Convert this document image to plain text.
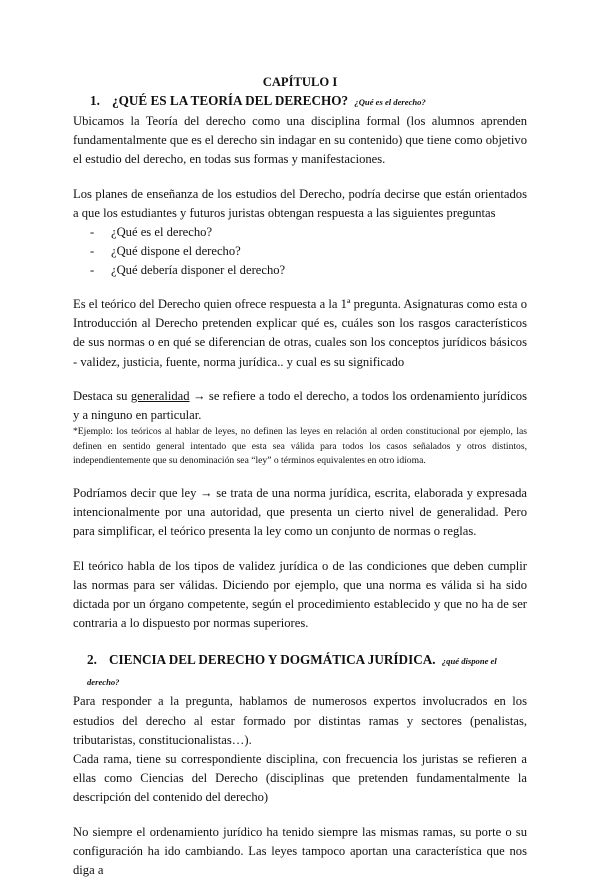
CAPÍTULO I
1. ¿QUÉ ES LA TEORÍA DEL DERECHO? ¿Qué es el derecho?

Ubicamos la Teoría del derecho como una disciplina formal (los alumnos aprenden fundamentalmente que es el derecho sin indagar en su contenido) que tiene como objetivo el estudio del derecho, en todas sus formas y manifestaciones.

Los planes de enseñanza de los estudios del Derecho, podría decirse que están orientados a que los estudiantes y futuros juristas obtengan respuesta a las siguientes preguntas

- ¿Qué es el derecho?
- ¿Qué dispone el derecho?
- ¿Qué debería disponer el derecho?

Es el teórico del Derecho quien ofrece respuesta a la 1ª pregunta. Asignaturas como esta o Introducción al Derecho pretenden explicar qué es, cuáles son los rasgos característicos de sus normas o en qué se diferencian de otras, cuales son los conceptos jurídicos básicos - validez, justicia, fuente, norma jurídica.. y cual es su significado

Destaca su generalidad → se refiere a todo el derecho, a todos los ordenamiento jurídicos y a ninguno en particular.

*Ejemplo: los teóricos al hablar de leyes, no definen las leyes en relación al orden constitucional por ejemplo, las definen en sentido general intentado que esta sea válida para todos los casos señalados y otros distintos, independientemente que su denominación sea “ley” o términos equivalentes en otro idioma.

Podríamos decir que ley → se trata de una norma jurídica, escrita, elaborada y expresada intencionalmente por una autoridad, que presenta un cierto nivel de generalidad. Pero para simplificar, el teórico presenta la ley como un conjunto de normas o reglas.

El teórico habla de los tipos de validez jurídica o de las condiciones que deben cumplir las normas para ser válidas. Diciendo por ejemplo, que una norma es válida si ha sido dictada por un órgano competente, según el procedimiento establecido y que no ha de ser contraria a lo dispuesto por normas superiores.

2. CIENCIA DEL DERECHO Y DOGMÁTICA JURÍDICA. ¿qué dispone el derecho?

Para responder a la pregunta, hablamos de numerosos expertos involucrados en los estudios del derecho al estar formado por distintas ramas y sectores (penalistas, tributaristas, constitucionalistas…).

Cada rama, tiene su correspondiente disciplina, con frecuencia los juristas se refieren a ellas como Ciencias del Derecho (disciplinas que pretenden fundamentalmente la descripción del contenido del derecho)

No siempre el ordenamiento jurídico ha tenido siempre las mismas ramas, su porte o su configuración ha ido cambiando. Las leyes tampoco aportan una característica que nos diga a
■ ■ ■ ■ ■
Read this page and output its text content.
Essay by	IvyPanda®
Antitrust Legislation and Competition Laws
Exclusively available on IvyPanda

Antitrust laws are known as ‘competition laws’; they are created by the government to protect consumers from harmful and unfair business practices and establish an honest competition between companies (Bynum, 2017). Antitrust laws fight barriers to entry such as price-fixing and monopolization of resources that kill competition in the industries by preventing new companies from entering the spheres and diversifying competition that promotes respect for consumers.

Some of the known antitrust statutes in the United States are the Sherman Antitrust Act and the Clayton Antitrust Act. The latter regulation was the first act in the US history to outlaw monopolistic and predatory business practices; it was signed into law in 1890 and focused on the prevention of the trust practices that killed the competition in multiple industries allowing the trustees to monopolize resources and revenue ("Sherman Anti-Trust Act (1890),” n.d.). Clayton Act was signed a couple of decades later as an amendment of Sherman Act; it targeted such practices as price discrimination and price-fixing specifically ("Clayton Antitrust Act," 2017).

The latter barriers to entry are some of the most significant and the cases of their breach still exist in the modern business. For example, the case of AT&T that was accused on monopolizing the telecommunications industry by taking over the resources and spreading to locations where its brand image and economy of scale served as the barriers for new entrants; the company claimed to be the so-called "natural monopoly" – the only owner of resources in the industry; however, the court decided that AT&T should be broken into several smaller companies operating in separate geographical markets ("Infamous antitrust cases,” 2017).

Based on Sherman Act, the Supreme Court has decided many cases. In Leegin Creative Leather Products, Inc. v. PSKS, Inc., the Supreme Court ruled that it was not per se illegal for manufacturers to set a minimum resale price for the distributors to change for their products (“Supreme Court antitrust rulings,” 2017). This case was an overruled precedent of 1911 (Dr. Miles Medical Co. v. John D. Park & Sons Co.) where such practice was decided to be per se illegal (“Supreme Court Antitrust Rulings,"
■ ■ ■ ■ ■
WHAT IS ASKED – Count the lines in the entries above that include the string "generalidad", then give only that figure.

FINISHED ANSWER – 2